Raw records:
•••••
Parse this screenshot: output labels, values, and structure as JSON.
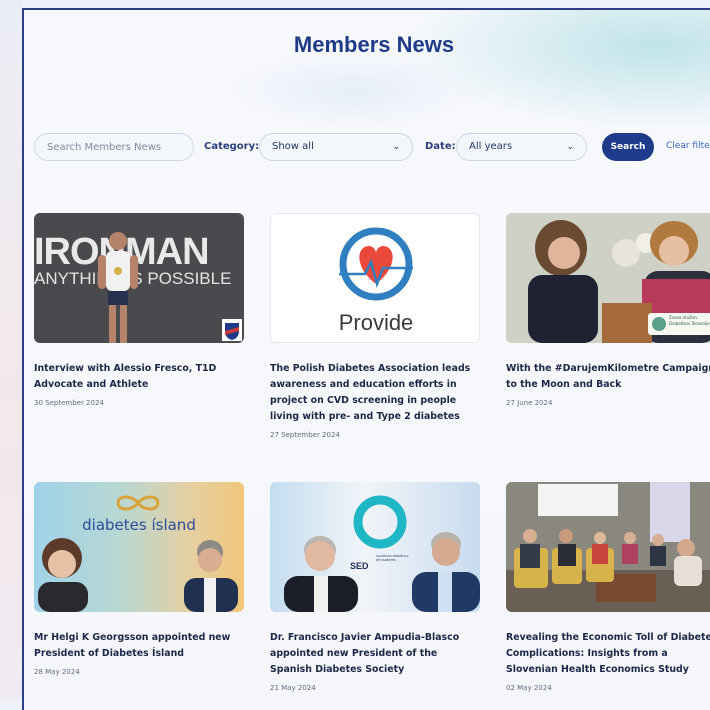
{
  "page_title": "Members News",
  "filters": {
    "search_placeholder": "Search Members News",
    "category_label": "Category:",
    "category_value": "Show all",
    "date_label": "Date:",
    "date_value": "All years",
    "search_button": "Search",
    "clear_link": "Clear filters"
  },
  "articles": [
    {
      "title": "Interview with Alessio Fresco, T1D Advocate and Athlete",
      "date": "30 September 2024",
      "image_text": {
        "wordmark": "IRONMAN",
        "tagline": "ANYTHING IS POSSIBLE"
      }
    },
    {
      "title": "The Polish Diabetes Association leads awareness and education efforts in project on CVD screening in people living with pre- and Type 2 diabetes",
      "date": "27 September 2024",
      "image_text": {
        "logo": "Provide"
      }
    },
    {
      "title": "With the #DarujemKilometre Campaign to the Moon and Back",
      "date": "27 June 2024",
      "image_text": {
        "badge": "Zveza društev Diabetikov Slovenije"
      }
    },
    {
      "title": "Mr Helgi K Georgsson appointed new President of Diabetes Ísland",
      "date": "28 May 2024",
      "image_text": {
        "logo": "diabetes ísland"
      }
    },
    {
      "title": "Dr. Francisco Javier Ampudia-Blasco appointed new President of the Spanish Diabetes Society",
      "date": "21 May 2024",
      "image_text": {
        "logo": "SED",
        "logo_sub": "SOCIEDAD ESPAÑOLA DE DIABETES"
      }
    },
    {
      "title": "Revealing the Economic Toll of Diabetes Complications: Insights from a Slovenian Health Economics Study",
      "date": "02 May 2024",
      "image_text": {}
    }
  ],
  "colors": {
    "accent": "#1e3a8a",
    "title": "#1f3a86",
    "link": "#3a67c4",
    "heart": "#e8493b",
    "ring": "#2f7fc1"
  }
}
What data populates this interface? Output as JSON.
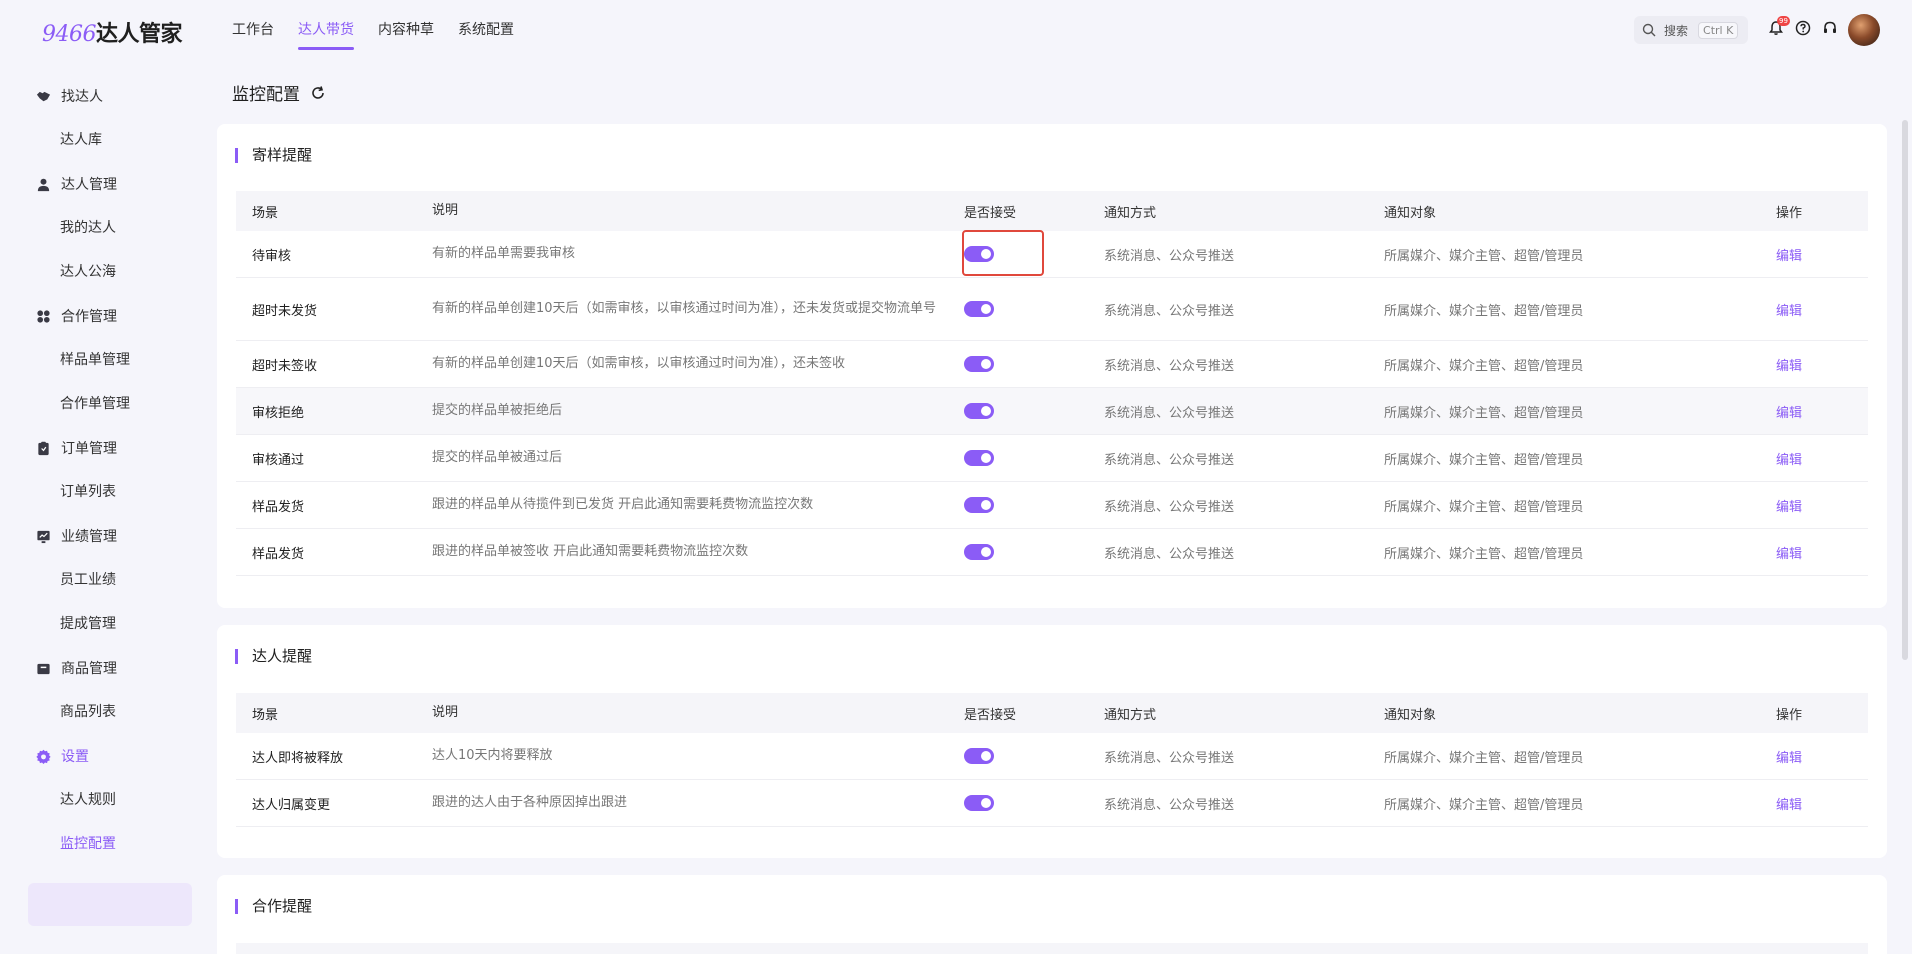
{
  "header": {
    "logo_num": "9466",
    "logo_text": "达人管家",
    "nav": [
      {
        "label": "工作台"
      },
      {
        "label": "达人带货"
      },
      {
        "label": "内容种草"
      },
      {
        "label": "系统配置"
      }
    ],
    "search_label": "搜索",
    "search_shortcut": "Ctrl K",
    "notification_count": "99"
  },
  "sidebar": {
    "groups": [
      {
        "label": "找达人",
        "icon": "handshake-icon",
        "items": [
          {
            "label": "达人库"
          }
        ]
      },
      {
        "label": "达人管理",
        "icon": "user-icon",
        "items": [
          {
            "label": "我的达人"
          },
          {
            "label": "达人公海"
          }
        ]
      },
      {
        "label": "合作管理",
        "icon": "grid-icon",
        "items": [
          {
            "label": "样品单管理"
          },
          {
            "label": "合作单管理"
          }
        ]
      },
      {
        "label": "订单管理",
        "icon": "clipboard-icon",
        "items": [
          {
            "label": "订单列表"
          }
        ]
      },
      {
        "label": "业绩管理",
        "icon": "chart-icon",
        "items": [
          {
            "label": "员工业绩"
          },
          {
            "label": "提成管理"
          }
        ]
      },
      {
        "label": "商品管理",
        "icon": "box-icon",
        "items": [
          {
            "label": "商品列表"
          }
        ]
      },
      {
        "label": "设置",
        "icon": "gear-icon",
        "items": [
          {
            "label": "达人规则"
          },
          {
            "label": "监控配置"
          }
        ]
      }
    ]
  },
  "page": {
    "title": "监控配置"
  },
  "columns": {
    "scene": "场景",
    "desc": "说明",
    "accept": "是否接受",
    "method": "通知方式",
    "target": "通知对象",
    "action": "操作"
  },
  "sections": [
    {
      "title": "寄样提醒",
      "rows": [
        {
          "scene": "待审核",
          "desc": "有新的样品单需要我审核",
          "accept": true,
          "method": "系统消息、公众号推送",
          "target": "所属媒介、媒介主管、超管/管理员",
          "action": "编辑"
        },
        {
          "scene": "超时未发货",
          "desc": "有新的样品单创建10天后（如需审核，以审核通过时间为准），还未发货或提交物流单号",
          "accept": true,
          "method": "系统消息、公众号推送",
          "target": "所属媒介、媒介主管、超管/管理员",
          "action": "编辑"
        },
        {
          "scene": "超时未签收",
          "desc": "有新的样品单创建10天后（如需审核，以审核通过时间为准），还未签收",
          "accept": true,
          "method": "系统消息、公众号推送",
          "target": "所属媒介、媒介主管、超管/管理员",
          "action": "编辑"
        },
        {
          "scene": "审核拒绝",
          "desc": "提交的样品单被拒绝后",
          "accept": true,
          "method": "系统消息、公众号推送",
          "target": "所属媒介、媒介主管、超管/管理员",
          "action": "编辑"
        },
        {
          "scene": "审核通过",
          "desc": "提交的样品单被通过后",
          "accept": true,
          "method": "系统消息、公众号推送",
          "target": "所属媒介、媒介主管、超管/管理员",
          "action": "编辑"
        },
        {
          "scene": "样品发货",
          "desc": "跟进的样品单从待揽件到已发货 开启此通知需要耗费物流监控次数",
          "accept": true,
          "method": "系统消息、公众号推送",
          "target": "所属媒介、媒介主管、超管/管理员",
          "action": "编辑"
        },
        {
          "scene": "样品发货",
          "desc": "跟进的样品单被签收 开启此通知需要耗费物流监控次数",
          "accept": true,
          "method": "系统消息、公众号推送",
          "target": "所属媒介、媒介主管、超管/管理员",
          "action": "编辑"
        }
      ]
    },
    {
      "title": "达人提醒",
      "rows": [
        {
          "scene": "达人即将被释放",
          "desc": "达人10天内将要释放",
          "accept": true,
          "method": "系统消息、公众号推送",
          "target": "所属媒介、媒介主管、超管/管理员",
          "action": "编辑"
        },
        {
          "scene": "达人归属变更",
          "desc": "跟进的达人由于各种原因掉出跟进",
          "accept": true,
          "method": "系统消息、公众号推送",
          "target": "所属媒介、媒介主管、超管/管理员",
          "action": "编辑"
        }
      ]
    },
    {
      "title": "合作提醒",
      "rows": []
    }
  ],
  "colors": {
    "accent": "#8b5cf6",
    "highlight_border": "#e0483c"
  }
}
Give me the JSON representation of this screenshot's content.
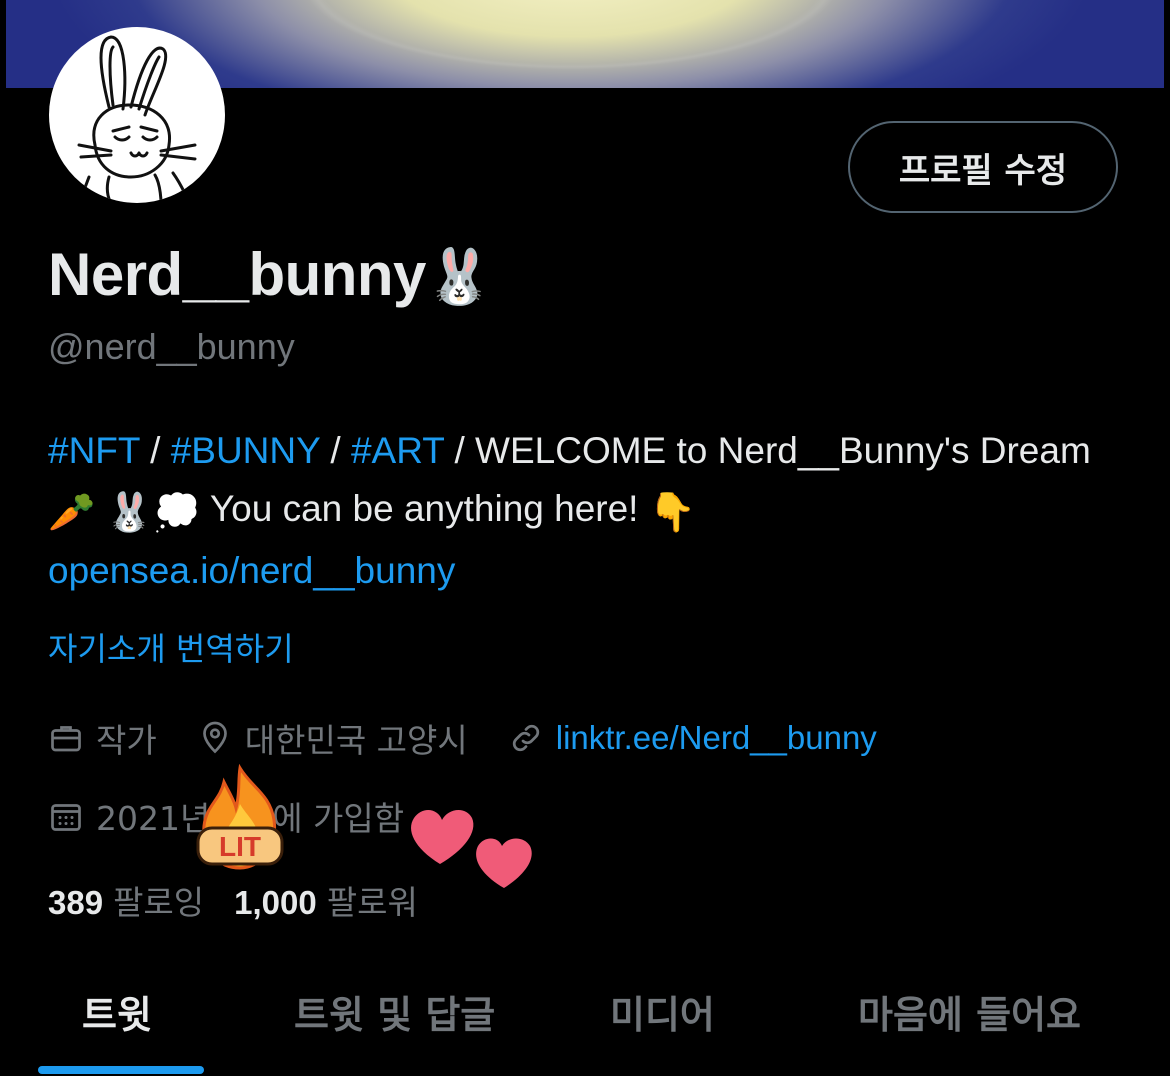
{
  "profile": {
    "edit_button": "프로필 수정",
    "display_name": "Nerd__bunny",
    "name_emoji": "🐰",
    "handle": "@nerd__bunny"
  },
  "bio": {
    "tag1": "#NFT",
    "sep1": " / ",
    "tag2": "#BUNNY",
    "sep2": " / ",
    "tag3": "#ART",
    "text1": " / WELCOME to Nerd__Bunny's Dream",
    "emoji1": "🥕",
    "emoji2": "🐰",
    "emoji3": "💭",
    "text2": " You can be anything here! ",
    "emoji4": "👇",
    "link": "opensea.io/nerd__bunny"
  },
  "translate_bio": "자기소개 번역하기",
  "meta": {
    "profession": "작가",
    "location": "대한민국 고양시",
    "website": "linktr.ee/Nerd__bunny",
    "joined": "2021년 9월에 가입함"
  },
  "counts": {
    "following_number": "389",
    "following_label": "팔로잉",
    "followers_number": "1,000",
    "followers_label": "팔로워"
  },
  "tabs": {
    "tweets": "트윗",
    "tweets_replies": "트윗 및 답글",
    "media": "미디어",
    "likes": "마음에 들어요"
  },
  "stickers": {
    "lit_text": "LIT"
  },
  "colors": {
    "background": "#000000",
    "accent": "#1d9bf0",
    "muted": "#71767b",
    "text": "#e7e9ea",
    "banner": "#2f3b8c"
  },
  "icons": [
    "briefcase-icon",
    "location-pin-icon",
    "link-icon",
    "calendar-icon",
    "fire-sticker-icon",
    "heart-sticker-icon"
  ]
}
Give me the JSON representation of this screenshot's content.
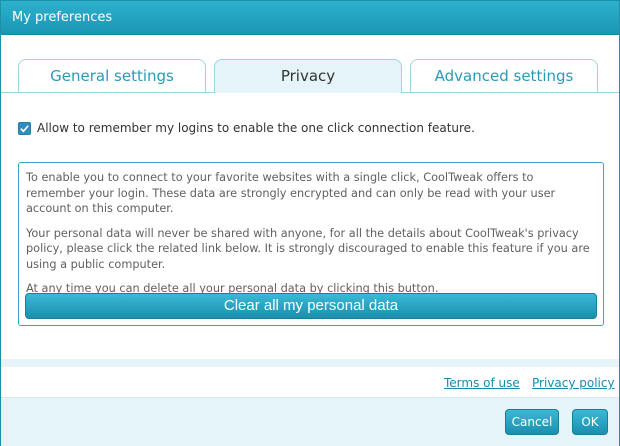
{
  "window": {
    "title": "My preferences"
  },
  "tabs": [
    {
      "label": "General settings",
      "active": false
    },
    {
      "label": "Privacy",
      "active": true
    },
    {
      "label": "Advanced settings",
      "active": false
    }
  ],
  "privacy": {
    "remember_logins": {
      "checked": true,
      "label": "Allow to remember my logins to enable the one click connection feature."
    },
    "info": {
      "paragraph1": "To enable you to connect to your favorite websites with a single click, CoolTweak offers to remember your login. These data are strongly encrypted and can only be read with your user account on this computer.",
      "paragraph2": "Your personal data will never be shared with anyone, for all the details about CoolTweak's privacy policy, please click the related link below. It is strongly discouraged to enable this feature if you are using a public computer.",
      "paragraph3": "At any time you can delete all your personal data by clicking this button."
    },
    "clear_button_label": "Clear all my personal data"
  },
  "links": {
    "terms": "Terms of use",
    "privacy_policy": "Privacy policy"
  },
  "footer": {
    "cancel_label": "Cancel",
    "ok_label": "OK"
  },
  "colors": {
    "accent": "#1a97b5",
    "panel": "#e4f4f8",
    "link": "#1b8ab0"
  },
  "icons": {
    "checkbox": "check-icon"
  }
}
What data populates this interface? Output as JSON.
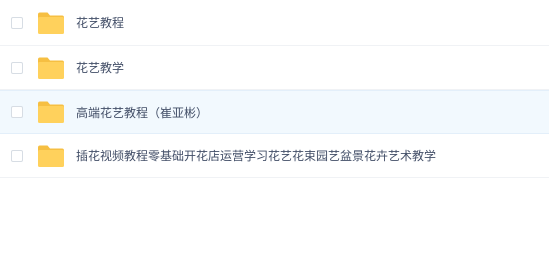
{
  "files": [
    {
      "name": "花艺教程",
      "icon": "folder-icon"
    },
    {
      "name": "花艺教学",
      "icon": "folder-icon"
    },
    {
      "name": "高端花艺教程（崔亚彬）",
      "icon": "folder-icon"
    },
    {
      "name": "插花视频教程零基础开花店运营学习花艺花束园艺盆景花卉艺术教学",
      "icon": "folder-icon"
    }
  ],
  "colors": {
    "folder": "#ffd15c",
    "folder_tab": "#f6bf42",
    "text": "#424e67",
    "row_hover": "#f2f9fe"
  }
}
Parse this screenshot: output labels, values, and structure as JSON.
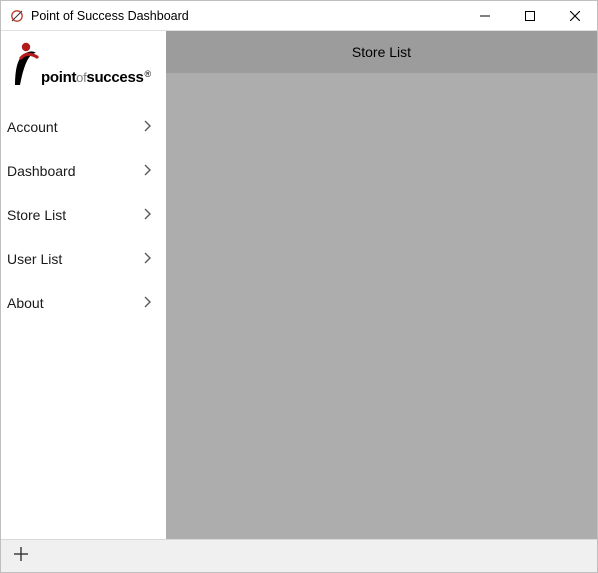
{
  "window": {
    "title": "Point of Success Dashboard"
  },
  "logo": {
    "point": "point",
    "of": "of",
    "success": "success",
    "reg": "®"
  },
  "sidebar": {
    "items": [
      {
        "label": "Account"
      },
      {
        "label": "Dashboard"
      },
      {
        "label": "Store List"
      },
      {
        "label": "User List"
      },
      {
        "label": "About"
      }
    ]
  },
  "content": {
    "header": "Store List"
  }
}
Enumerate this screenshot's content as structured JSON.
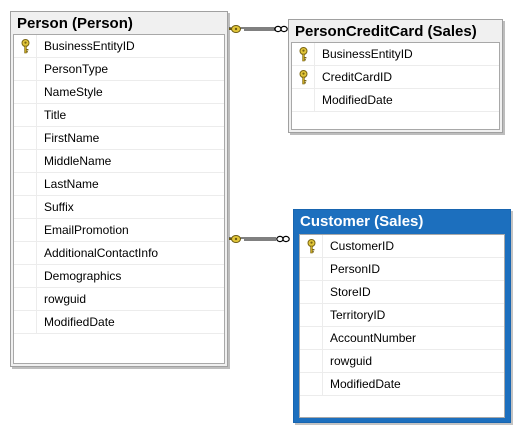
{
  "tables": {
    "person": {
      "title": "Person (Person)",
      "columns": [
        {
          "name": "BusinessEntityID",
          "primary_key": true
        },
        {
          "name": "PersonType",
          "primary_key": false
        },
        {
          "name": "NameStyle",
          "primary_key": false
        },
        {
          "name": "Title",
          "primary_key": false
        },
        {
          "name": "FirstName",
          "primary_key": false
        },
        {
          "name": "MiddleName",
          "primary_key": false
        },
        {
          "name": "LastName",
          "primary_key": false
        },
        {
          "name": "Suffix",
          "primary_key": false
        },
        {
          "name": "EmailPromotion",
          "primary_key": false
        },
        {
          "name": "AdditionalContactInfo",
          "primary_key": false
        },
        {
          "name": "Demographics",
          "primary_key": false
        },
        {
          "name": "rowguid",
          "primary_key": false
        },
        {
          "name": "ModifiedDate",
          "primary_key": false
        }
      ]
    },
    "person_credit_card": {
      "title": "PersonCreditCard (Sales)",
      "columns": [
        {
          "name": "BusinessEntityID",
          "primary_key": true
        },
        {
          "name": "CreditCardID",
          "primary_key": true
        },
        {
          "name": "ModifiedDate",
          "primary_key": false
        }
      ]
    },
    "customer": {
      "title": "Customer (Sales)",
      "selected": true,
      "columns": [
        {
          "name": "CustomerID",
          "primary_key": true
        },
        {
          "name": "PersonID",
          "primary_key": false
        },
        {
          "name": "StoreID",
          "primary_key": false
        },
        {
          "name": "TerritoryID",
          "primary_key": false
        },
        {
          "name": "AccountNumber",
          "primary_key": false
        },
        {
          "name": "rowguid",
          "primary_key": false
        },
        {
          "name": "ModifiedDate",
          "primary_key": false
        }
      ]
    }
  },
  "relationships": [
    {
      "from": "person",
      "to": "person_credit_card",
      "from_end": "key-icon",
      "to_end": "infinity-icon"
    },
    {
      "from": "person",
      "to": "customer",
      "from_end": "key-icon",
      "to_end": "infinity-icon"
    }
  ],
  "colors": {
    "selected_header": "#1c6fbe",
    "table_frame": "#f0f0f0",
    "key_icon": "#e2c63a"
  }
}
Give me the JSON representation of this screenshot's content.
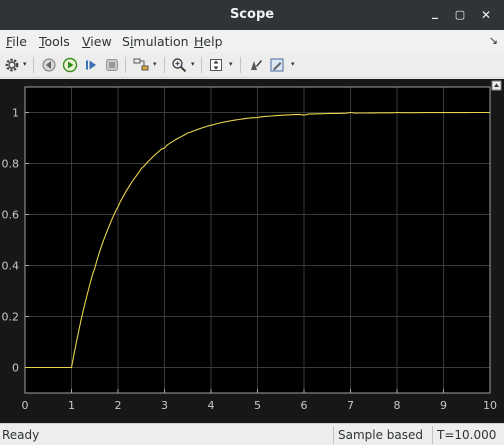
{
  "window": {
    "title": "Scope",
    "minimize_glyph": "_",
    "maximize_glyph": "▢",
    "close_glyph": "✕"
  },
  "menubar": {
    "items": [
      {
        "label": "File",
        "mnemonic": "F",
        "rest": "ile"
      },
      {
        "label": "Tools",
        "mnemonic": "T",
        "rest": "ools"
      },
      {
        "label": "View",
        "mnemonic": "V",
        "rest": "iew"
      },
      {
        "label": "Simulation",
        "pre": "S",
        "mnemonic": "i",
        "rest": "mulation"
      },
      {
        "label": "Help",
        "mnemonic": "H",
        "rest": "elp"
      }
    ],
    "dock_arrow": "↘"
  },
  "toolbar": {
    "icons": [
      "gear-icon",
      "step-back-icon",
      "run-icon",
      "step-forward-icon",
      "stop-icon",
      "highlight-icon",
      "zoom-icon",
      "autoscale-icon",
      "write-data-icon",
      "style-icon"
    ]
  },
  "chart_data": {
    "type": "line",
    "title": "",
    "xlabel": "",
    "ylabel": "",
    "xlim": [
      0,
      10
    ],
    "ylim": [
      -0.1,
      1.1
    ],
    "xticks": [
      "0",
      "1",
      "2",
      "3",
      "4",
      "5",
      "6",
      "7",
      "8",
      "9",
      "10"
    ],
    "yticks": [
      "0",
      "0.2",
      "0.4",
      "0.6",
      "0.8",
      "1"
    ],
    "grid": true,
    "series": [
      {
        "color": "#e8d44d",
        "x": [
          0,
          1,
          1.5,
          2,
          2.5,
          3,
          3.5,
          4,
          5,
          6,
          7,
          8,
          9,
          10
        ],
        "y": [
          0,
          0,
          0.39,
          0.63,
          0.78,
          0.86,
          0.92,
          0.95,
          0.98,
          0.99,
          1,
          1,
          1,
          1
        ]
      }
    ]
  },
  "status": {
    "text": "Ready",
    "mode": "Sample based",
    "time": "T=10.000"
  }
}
•••••
Pick out the lines containing the string "Sales" and show them.

      "title": "PersonCreditCard (Sales)",
      "title": "Customer (Sales)",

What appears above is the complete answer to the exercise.